── Dataset records ──

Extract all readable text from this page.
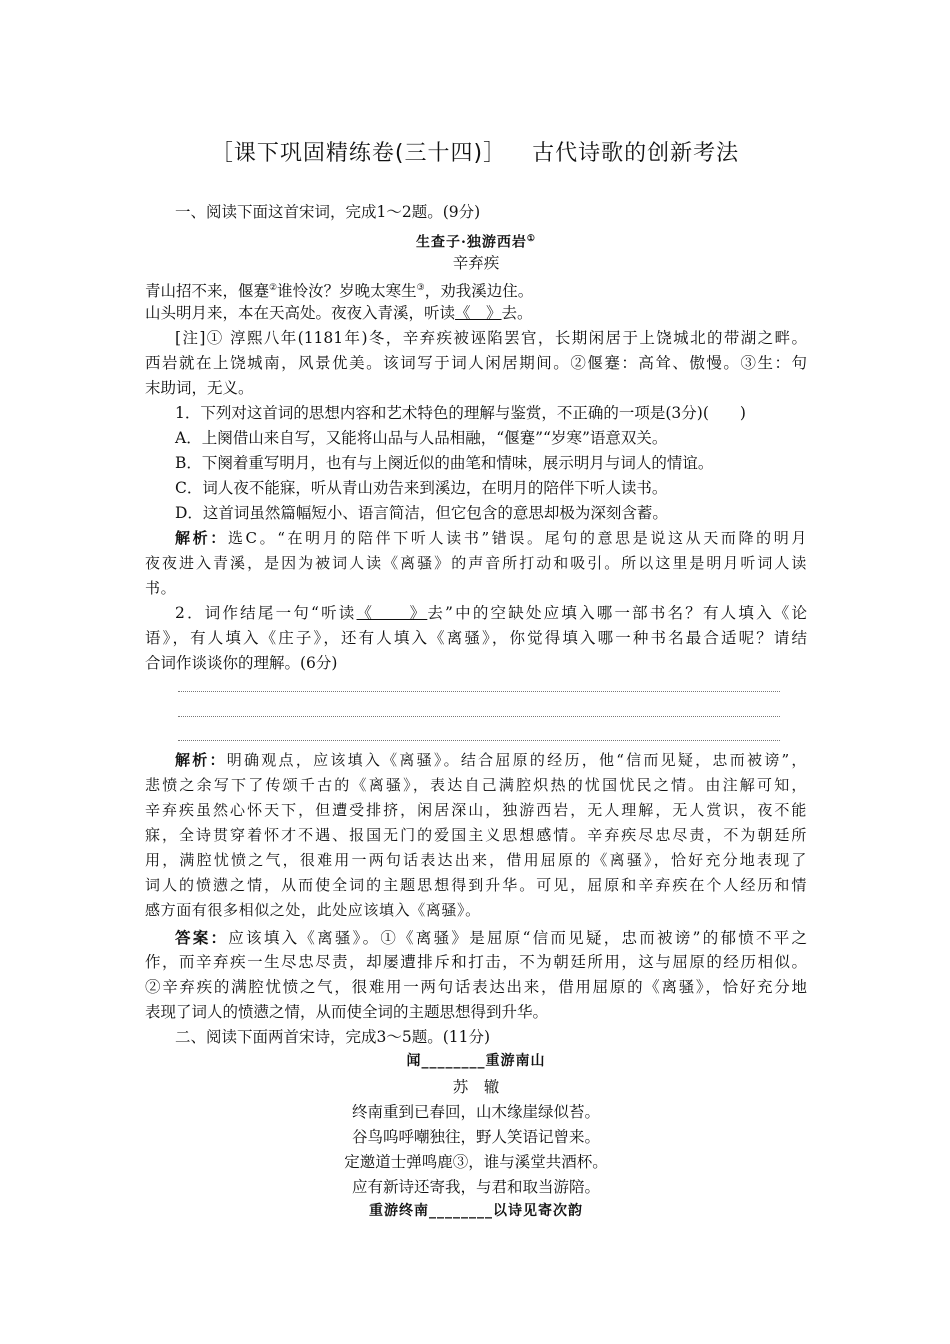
［课下巩固精练卷(三十四)］ 古代诗歌的创新考法
一、阅读下面这首宋词，完成1～2题。(9分)
生查子·独游西岩①
辛弃疾
青山招不来，偃蹇②谁怜汝？岁晚太寒生③，劝我溪边住。
山头明月来，本在天高处。夜夜入青溪，听读《　》去。
[注]① 淳熙八年(1181年)冬，辛弃疾被诬陷罢官，长期闲居于上饶城北的带湖之畔。
西岩就在上饶城南，风景优美。该词写于词人闲居期间。②偃蹇：高耸、傲慢。③生：句
末助词，无义。
1．下列对这首词的思想内容和艺术特色的理解与鉴赏，不正确的一项是(3分)(　　)
A．上阕借山来自写，又能将山品与人品相融，“偃蹇”“岁寒”语意双关。
B．下阕着重写明月，也有与上阕近似的曲笔和情味，展示明月与词人的情谊。
C．词人夜不能寐，听从青山劝告来到溪边，在明月的陪伴下听人读书。
D．这首词虽然篇幅短小、语言简洁，但它包含的意思却极为深刻含蓄。
解析：选C。“在明月的陪伴下听人读书”错误。尾句的意思是说这从天而降的明月
夜夜进入青溪，是因为被词人读《离骚》的声音所打动和吸引。所以这里是明月听词人读
书。
2．词作结尾一句“听读《　　》去”中的空缺处应填入哪一部书名？有人填入《论
语》，有人填入《庄子》，还有人填入《离骚》，你觉得填入哪一种书名最合适呢？请结
合词作谈谈你的理解。(6分)
解析：明确观点，应该填入《离骚》。结合屈原的经历，他“信而见疑，忠而被谤”，
悲愤之余写下了传颂千古的《离骚》，表达自己满腔炽热的忧国忧民之情。由注解可知，
辛弃疾虽然心怀天下，但遭受排挤，闲居深山，独游西岩，无人理解，无人赏识，夜不能
寐，全诗贯穿着怀才不遇、报国无门的爱国主义思想感情。辛弃疾尽忠尽责，不为朝廷所
用，满腔忧愤之气，很难用一两句话表达出来，借用屈原的《离骚》，恰好充分地表现了
词人的愤懑之情，从而使全词的主题思想得到升华。可见，屈原和辛弃疾在个人经历和情
感方面有很多相似之处，此处应该填入《离骚》。
答案：应该填入《离骚》。①《离骚》是屈原“信而见疑，忠而被谤”的郁愤不平之
作，而辛弃疾一生尽忠尽责，却屡遭排斥和打击，不为朝廷所用，这与屈原的经历相似。
②辛弃疾的满腔忧愤之气，很难用一两句话表达出来，借用屈原的《离骚》，恰好充分地
表现了词人的愤懑之情，从而使全词的主题思想得到升华。
二、阅读下面两首宋诗，完成3～5题。(11分)
闻________重游南山
苏　辙
终南重到已春回，山木缘崖绿似苔。
谷鸟呜呼嘲独往，野人笑语记曾来。
定邀道士弹鸣鹿③，谁与溪堂共酒杯。
应有新诗还寄我，与君和取当游陪。
重游终南________以诗见寄次韵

───

● **Problem requirements**
Check each line of the records above for the string "忠而被谤", and report every line that has it.

● **Exercise result**
解析：明确观点，应该填入《离骚》。结合屈原的经历，他“信而见疑，忠而被谤”，
答案：应该填入《离骚》。①《离骚》是屈原“信而见疑，忠而被谤”的郁愤不平之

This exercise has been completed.